TASK BRIEF:
Below are some entries. Copy each line that holds the string "Ἀθην".
------------------------------------------------------------
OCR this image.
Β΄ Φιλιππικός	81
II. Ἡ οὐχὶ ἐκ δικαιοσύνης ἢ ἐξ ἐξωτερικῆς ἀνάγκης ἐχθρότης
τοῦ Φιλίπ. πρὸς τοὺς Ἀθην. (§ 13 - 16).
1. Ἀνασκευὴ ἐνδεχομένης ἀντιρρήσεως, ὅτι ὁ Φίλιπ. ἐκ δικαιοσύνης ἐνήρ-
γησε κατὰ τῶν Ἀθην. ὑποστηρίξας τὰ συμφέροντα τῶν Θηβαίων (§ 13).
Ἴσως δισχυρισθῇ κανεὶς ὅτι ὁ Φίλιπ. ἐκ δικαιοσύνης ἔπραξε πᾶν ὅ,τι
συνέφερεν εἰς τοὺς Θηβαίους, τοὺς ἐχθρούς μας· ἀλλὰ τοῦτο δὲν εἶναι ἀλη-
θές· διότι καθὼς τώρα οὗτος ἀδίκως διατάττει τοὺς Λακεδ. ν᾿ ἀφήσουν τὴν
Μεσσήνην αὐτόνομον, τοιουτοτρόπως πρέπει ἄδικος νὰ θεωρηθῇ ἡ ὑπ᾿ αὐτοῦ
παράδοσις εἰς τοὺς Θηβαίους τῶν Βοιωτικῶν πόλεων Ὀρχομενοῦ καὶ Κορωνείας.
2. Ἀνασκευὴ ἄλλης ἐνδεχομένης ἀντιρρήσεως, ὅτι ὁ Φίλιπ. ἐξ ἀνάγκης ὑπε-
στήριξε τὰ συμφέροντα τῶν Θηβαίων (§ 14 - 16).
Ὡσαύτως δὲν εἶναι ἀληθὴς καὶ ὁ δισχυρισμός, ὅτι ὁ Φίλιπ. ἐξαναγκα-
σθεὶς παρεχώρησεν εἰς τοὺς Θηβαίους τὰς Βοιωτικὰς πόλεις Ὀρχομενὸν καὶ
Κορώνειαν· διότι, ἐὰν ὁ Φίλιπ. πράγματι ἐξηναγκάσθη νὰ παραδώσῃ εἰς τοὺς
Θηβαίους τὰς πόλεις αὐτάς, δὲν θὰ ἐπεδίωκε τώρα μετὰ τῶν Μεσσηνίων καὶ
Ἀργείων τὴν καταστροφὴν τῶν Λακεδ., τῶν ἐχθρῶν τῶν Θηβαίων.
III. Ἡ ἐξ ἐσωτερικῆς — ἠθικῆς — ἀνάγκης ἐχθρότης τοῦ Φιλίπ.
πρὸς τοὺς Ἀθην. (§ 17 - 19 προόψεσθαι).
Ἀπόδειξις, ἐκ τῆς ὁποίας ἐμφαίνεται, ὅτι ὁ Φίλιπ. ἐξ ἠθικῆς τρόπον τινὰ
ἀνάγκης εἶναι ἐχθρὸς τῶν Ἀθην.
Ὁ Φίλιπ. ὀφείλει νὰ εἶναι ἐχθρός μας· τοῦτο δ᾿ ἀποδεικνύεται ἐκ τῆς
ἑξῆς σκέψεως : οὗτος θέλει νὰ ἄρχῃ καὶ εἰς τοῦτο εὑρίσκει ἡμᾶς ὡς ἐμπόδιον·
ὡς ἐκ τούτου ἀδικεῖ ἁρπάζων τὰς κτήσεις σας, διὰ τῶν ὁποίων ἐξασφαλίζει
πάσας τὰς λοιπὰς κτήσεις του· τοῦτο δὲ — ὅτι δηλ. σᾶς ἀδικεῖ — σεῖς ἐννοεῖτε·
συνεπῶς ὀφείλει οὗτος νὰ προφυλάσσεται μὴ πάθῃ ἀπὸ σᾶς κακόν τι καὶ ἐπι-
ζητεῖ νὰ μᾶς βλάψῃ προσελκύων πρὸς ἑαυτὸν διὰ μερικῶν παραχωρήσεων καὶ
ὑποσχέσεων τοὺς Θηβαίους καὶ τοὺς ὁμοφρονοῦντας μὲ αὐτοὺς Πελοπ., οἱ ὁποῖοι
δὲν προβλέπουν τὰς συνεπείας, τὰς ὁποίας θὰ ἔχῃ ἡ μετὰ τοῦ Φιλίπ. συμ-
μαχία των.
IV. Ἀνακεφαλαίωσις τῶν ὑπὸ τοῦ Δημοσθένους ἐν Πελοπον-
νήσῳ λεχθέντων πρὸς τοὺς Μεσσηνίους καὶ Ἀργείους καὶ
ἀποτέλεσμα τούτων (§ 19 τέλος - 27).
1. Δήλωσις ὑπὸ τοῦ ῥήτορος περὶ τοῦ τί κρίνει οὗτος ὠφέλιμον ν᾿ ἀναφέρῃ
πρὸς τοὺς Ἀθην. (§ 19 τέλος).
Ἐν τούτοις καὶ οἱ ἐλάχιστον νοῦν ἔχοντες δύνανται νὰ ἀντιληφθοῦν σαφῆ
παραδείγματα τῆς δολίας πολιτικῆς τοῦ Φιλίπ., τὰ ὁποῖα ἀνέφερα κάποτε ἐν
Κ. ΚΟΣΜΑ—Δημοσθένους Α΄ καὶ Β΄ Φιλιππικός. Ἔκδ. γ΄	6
------------------------------------------------------------
THE ANSWER:
τοῦ Φιλίπ. πρὸς τοὺς Ἀθην. (§ 13 - 16).
γησε κατὰ τῶν Ἀθην. ὑποστηρίξας τὰ συμφέροντα τῶν Θηβαίων (§ 13).
πρὸς τοὺς Ἀθην. (§ 17 - 19 προόψεσθαι).
ἀνάγκης εἶναι ἐχθρὸς τῶν Ἀθην.
πρὸς τοὺς Ἀθην. (§ 19 τέλος).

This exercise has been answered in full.